>> begin EXCERPT TO READ
Thank you both for the your replies. 

C_action98 as I understand what you said you had a clearance sent over then you where able to get it authenticated here at the US Embassy? No “Red Ribbon” from the Philippine Embassy in the US? What is the DFA? Is that a US office or Philippino?

Jeg Lag – I know what you mean about the mail. It often takes 6 weeks to get something from Manila to Baguio by mail.

Part of my issue is that I am coming up on the 14 month limit for my tourist visa and I don't want to have to fly out. I'd really like to get this done or at least in process in the next few weeks.

Thank you both again, you got me thinking. What a confusing mess.


----------



## 197649 (Jan 1, 2013)

JakeSaPI said:


> Thank you both for the your replies.
> 
> C_action98 as I understand what you said you had a clearance sent over then you where able to get it authenticated here at the US Embassy? No “Red Ribbon” from the Philippine Embassy in the US? What is the DFA? Is that a US office or Philippino?
> 
> ...


Yes my clearance was authenticated here at the US Embassy. DFA is the Philippine Department of Foreign Affairs who will give you the red ribbon.


----------



## cvgtpc1 (Jul 28, 2012)

c_acton98 said:


> Even though we had a valid marriage certificate from the Bureau of Statistics we had to get another one. The reason belive it or not was our was yellow and the new color was green. What a silly way to do business but hey what can you do.


Our marriage certificate is from 30 yrs ago, wonder how that's gonna fly if I do this.


----------



## Gary D (Oct 28, 2013)

JakeSaPI said:


> Thank you both for the your replies.
> 
> C_action98 as I understand what you said you had a clearance sent over then you where able to get it authenticated here at the US Embassy? No “Red Ribbon” from the Philippine Embassy in the US? What is the DFA? Is that a US office or Philippino?
> 
> ...


You can extend up to 36 month now so no panic


----------



## 197649 (Jan 1, 2013)

cvgtpc1 said:


> Our marriage certificate is from 30 yrs ago, wonder how that's gonna fly if I do this.


I'd say a trip to the Bureau of Statistics is in order


----------



## JakeSaPI (Sep 9, 2014)

Thanks again everyone.

Gary D - what can you extend 36 months? Here in Baguio you can only extend tourist visa 2 months. I've been told that if I go to Manila I can extend 6 months, but you still have to go out after 14 months and re-enter the country. 

Has something change?

Thanks


----------



## 197649 (Jan 1, 2013)

check this out

immigration.gov.ph


----------



## JakeSaPI (Sep 9, 2014)

Here is an update on my 13A question. My wife called the BofI in Manila today. She spoak to two different poeple, one a senior offical. Both said that the information on the forms and on the website is correct and current. Specifically as long as you have been in courntry more than 6 months a police clearance from your home country is NOT required. This confirms what my local BofI said.
>> end EXCERPT TO READ
>> begin DATA BLOCK
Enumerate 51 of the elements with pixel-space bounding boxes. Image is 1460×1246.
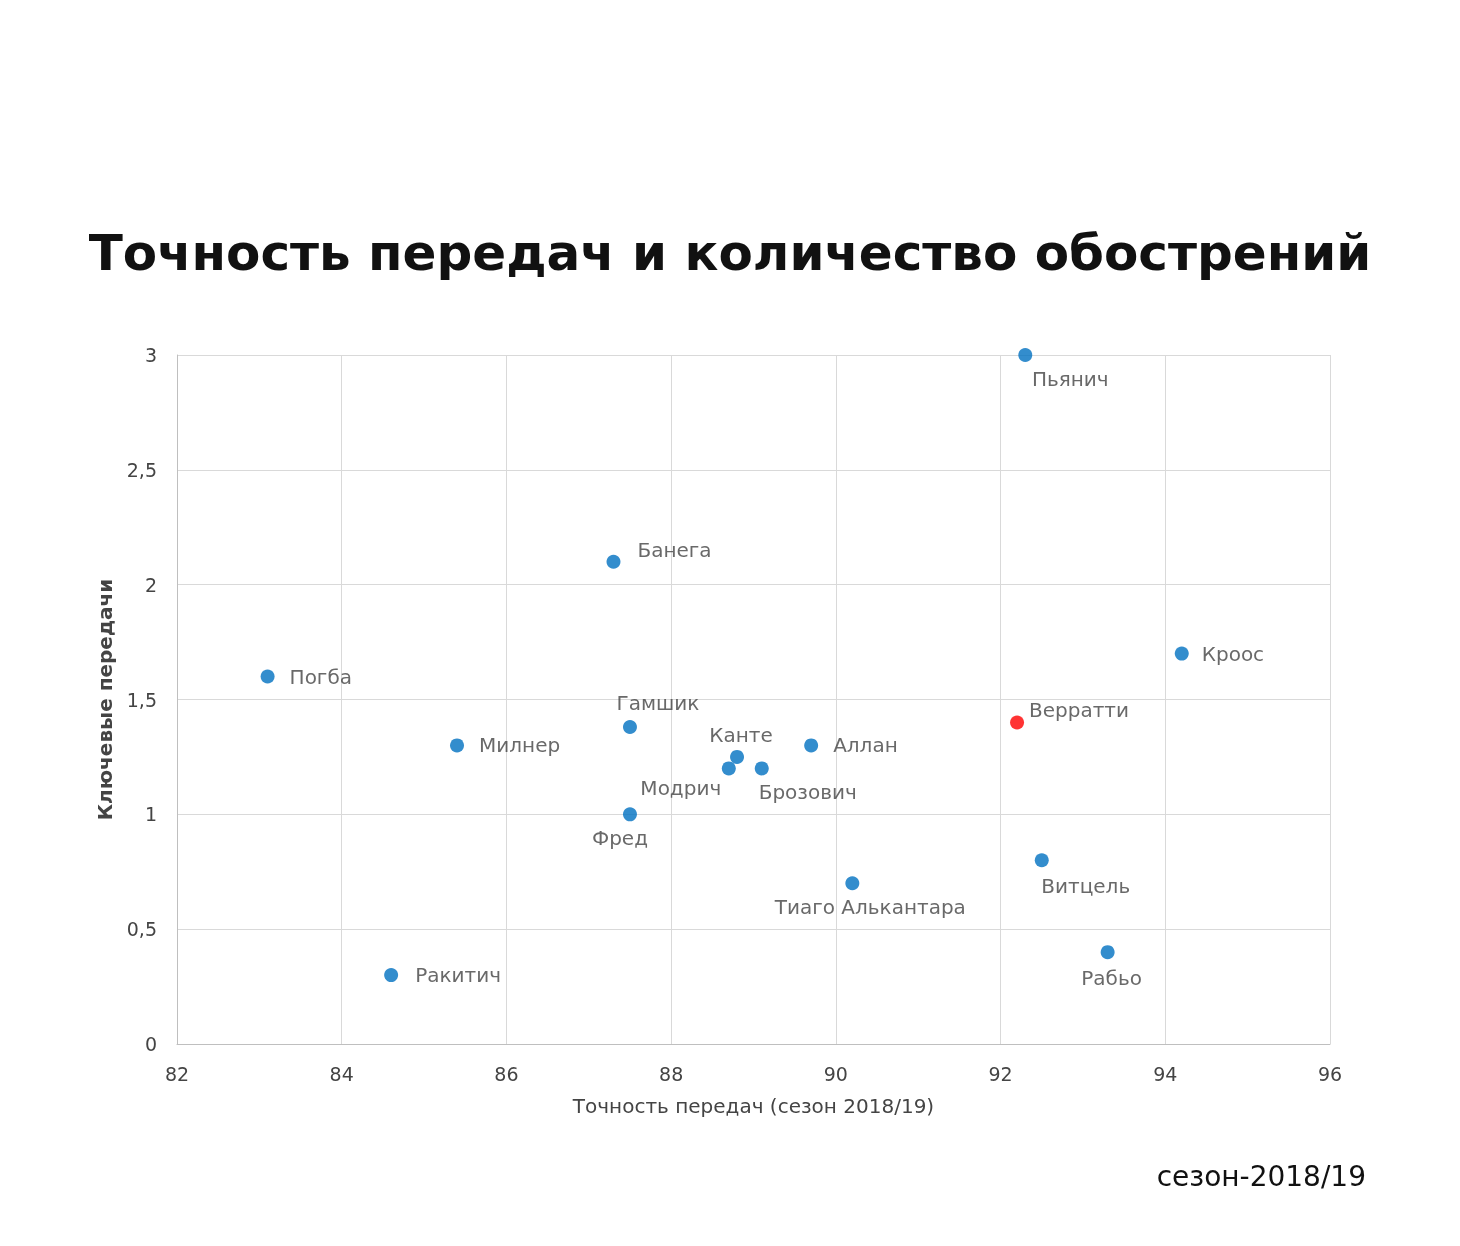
>> end DATA BLOCK
# PROBLEMS AND TASKS
1 – Decide whether each of the following statements agrees with the forum thread. Answer yes or no for each, and quote the words of the thread that settle it.
(a) DFA stands for the Philippine Department of Foreign Affairs.
(b) In Baguio, a tourist visa can be extended by six months.
(c) A police clearance from one's home country is still required after more than six months in the country.
2 – Please write out the part of the forum thread between "Part of my issue" and "next few weeks.", inclusive.

# RESPONSES TO THE EXERCISE
1 –
(a) Yes: "DFA is the Philippine Department of Foreign Affairs who will give you the red ribbon."
(b) No: "Here in Baguio you can only extend tourist visa 2 months."
(c) No: "Specifically as long as you have been in courntry more than 6 months a police clearance from your home country is NOT required."

2 –
Part of my issue is that I am coming up on the 14 month limit for my tourist visa and I don't want to have to fly out. I'd really like to get this done or at least in process in the next few weeks.